*WRITTEN EXERCISE*
Edit the items below by replacing each occurrence of "y2-tick-label" with "secondary-y-tick-label" and leaving every other part unchanged. Leave the pictures out of your answer.

*PROVIDED RECORDS*
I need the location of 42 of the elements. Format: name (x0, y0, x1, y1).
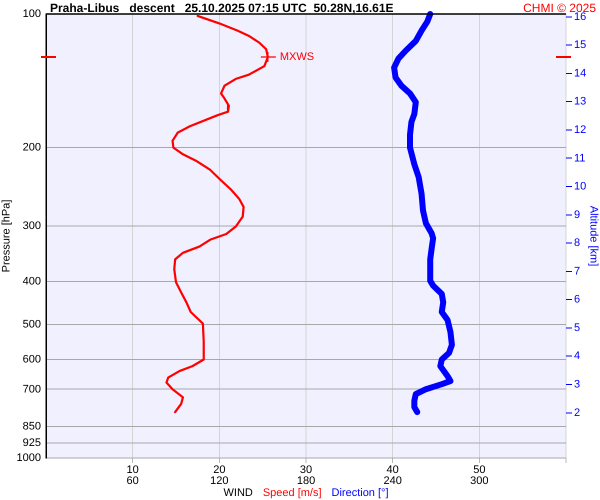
y2-tick-label: 10 (574, 180, 586, 193)
y-tick-label: 850 (22, 420, 41, 433)
y-tick-label: 300 (22, 220, 41, 232)
y-tick-label: 200 (22, 142, 41, 154)
y-tick-label: 600 (22, 354, 41, 366)
x2-tick-label: 180 (296, 475, 316, 488)
x2-tick-label: 300 (470, 475, 489, 488)
x2-tick-label: 60 (126, 475, 139, 488)
chart-title: Praha-Libus descent 25.10.2025 07:15 UTC 50.28N,16.61E (50, 1, 394, 15)
y-tick-label: 1000 (16, 452, 41, 464)
y2-tick-label: 7 (574, 265, 580, 278)
y2-tick-label: 11 (574, 152, 586, 164)
y2-tick-label: 14 (574, 67, 586, 80)
annotation: MXWS (280, 51, 314, 64)
y-tick-label: 400 (22, 275, 41, 288)
y2-tick-label: 5 (574, 322, 580, 334)
y2-tick-label: 16 (574, 10, 586, 23)
x-tick-label: 20 (213, 464, 226, 476)
y-tick-label: 100 (22, 8, 41, 20)
y-axis-title: Pressure [hPa] (0, 200, 13, 272)
y-tick-label: 500 (22, 318, 41, 330)
y2-tick-label: 15 (574, 39, 586, 52)
text: Speed [m/s] (262, 487, 322, 500)
text: Direction [°] (332, 487, 389, 500)
x-tick-label: 40 (386, 464, 399, 476)
x2-tick-label: 240 (383, 475, 402, 488)
y2-tick-label: 4 (574, 350, 580, 362)
y2-tick-label: 2 (574, 406, 580, 419)
y-tick-label: 925 (22, 437, 41, 449)
x-tick-label: 30 (300, 464, 312, 476)
x2-tick-label: 120 (210, 475, 229, 488)
y2-tick-label: 12 (574, 124, 586, 136)
y2-axis-title: Altitude [km] (587, 206, 600, 266)
x-tick-label: 10 (126, 464, 139, 476)
y-tick-label: 700 (22, 383, 41, 396)
y2-tick-label: 13 (574, 96, 586, 108)
y2-tick-label: 8 (574, 237, 580, 250)
y2-tick-label: 6 (574, 294, 580, 306)
y2-tick-label: 9 (574, 208, 580, 221)
x-axis-title: WIND (224, 487, 253, 500)
y2-tick-label: 3 (574, 378, 580, 391)
x-tick-label: 50 (473, 464, 486, 476)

*TASK RESPONSE*
I need the location of 42 of the elements. Format: name (x0, y0, x1, y1).
secondary-y-tick-label: 10 (574, 180, 586, 193)
y-tick-label: 850 (22, 420, 41, 433)
y-tick-label: 300 (22, 220, 41, 232)
y-tick-label: 200 (22, 142, 41, 154)
y-tick-label: 600 (22, 354, 41, 366)
x2-tick-label: 180 (296, 475, 316, 488)
x2-tick-label: 300 (470, 475, 489, 488)
x2-tick-label: 60 (126, 475, 139, 488)
chart-title: Praha-Libus descent 25.10.2025 07:15 UTC 50.28N,16.61E (50, 1, 394, 15)
y-tick-label: 1000 (16, 452, 41, 464)
secondary-y-tick-label: 7 (574, 265, 580, 278)
secondary-y-tick-label: 11 (574, 152, 586, 164)
secondary-y-tick-label: 14 (574, 67, 586, 80)
annotation: MXWS (280, 51, 314, 64)
y-tick-label: 400 (22, 275, 41, 288)
secondary-y-tick-label: 5 (574, 322, 580, 334)
secondary-y-tick-label: 16 (574, 10, 586, 23)
x-tick-label: 20 (213, 464, 226, 476)
y-tick-label: 100 (22, 8, 41, 20)
y-axis-title: Pressure [hPa] (0, 200, 13, 272)
y-tick-label: 500 (22, 318, 41, 330)
secondary-y-tick-label: 15 (574, 39, 586, 52)
text: Speed [m/s] (262, 487, 322, 500)
text: Direction [°] (332, 487, 389, 500)
x-tick-label: 40 (386, 464, 399, 476)
x2-tick-label: 240 (383, 475, 402, 488)
secondary-y-tick-label: 4 (574, 350, 580, 362)
secondary-y-tick-label: 2 (574, 406, 580, 419)
y-tick-label: 925 (22, 437, 41, 449)
x-tick-label: 30 (300, 464, 312, 476)
x2-tick-label: 120 (210, 475, 229, 488)
secondary-y-tick-label: 12 (574, 124, 586, 136)
y2-axis-title: Altitude [km] (587, 206, 600, 266)
x-tick-label: 10 (126, 464, 139, 476)
y-tick-label: 700 (22, 383, 41, 396)
secondary-y-tick-label: 13 (574, 96, 586, 108)
secondary-y-tick-label: 8 (574, 237, 580, 250)
secondary-y-tick-label: 6 (574, 294, 580, 306)
secondary-y-tick-label: 9 (574, 208, 580, 221)
x-axis-title: WIND (224, 487, 253, 500)
secondary-y-tick-label: 3 (574, 378, 580, 391)
x-tick-label: 50 (473, 464, 486, 476)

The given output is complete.